• The input:

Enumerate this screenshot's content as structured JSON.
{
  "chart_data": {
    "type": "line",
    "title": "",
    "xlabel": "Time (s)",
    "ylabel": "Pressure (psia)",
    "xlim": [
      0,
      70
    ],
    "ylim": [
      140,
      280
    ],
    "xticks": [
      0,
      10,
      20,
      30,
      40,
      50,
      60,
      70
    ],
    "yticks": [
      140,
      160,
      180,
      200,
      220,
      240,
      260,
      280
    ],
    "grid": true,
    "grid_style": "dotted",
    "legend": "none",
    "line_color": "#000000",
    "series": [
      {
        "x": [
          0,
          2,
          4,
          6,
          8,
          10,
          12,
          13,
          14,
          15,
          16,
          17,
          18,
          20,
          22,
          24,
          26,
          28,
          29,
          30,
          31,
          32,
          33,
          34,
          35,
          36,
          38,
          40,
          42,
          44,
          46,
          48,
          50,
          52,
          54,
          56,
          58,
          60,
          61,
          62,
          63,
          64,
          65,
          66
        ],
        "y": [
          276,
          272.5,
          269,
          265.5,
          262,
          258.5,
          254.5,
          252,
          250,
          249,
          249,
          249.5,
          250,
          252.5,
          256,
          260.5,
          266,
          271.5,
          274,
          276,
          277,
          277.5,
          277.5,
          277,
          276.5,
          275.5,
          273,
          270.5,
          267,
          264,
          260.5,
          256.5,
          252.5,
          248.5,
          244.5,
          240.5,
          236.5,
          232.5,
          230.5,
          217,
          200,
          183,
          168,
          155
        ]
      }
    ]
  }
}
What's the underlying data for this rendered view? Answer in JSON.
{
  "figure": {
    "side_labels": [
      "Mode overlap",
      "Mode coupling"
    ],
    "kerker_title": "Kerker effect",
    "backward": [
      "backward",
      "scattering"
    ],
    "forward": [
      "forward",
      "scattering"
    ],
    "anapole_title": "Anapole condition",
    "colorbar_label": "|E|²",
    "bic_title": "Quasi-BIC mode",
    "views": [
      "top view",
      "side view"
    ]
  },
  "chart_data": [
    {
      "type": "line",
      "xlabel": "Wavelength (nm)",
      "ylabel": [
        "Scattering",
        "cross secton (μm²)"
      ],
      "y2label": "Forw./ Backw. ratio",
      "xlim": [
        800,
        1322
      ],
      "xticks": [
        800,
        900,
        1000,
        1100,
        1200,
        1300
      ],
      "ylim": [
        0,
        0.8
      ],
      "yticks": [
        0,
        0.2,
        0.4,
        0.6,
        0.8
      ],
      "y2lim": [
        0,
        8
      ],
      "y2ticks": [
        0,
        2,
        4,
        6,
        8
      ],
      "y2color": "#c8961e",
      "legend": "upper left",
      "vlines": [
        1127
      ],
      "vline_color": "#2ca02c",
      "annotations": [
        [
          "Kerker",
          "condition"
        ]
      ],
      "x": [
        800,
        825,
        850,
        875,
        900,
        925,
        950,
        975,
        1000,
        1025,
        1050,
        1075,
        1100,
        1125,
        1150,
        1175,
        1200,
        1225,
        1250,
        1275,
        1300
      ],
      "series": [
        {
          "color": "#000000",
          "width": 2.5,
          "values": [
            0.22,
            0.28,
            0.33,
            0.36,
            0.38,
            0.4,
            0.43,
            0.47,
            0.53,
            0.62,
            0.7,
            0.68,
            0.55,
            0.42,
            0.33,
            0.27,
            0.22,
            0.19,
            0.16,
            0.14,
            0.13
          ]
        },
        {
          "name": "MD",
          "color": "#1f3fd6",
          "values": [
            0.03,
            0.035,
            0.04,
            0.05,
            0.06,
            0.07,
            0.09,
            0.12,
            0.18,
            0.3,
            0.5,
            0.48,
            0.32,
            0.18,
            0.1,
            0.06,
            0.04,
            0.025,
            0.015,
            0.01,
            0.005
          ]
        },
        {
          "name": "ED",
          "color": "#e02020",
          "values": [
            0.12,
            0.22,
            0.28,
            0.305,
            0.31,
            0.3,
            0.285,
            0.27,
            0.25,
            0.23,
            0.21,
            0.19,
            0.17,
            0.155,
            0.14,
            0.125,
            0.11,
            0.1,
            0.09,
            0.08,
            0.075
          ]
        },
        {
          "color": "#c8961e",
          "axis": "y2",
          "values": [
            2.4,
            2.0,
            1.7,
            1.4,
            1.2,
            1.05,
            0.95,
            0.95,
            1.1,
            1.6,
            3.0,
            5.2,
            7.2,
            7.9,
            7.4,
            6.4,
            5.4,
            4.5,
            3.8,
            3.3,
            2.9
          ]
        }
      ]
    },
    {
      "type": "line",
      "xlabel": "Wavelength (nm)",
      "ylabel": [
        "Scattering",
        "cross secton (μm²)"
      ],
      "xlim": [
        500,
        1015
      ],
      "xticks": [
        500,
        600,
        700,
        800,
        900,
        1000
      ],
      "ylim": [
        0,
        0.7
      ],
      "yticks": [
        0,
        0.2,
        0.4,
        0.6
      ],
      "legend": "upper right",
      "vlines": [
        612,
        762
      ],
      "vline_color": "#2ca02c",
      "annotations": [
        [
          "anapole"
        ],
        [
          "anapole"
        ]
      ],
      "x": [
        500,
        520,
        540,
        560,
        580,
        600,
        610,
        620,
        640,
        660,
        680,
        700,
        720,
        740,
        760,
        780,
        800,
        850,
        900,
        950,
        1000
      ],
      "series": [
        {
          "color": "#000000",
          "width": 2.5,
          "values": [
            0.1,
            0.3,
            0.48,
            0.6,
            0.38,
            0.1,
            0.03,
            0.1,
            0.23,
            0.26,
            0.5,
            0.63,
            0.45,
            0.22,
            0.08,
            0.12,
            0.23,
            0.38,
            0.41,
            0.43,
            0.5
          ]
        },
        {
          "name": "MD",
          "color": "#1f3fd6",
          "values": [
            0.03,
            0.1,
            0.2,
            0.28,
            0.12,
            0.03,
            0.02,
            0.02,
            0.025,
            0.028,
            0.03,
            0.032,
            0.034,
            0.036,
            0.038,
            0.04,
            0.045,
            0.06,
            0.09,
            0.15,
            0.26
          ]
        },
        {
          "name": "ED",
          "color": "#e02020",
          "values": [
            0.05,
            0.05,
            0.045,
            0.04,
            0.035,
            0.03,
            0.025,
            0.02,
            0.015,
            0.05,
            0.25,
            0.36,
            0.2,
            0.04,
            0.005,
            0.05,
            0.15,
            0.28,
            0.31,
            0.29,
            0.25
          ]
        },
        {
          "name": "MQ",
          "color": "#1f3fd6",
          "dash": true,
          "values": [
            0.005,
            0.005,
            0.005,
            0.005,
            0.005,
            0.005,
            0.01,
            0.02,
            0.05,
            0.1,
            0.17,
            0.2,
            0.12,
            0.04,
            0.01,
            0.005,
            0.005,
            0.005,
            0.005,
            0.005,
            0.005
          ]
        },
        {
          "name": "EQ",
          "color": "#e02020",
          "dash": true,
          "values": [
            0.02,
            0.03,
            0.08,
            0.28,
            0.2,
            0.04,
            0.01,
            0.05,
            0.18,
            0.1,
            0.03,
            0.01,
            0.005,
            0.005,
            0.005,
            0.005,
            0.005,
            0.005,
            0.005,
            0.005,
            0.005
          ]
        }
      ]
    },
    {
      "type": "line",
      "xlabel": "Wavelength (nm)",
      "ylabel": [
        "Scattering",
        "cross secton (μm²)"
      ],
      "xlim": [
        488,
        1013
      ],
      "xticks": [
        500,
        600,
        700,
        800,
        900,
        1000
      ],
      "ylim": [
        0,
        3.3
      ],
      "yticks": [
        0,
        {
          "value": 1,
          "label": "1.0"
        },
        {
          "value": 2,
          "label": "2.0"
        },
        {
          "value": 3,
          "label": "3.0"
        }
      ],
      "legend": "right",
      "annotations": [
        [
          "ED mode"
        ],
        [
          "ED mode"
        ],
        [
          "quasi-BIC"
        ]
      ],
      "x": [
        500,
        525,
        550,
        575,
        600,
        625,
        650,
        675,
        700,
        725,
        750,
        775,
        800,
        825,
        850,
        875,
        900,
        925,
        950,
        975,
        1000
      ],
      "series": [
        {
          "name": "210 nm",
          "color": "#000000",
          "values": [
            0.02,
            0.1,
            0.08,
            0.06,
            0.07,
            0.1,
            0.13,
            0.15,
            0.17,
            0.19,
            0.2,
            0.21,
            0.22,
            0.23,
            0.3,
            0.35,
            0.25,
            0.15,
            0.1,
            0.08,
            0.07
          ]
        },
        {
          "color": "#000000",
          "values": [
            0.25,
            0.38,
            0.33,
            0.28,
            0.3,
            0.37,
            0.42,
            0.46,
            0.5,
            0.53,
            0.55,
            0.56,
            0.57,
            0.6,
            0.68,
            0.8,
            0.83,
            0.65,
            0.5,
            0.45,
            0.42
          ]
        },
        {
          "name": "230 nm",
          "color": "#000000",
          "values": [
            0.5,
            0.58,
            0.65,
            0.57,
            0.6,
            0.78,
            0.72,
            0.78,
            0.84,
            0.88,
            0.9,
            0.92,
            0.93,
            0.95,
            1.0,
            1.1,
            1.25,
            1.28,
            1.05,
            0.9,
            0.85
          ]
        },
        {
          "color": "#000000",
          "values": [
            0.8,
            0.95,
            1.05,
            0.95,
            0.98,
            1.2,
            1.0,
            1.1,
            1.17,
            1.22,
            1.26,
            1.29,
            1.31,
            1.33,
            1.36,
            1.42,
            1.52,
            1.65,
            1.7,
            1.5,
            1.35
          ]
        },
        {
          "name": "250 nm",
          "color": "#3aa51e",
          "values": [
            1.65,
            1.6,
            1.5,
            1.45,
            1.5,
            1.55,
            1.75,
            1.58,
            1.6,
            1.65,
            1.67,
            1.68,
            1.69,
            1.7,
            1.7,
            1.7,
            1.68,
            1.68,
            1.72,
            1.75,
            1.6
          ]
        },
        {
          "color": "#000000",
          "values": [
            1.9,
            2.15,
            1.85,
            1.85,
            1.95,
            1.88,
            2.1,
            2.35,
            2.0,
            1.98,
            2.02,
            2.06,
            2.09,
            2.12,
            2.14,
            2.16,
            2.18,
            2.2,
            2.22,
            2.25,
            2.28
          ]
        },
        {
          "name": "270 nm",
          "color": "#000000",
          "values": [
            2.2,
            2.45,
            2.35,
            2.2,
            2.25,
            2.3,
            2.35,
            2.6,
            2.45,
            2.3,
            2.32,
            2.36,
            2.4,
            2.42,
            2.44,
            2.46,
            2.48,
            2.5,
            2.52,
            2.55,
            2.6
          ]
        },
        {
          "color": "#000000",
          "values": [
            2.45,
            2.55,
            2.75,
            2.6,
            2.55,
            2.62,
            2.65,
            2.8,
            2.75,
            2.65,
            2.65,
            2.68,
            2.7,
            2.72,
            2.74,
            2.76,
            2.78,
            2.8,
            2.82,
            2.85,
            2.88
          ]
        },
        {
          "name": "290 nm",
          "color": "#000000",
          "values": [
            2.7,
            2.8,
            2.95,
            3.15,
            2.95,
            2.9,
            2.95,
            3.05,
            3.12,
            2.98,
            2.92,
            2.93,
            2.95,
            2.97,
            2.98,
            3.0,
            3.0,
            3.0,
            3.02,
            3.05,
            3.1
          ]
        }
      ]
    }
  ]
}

• Request: Gather up the lines containing the word "JSON" from these records and copy them.

• Correct output:
Enumerate this screenshot's content as structured JSON.
What's the underlying data for this rendered view? Answer in JSON.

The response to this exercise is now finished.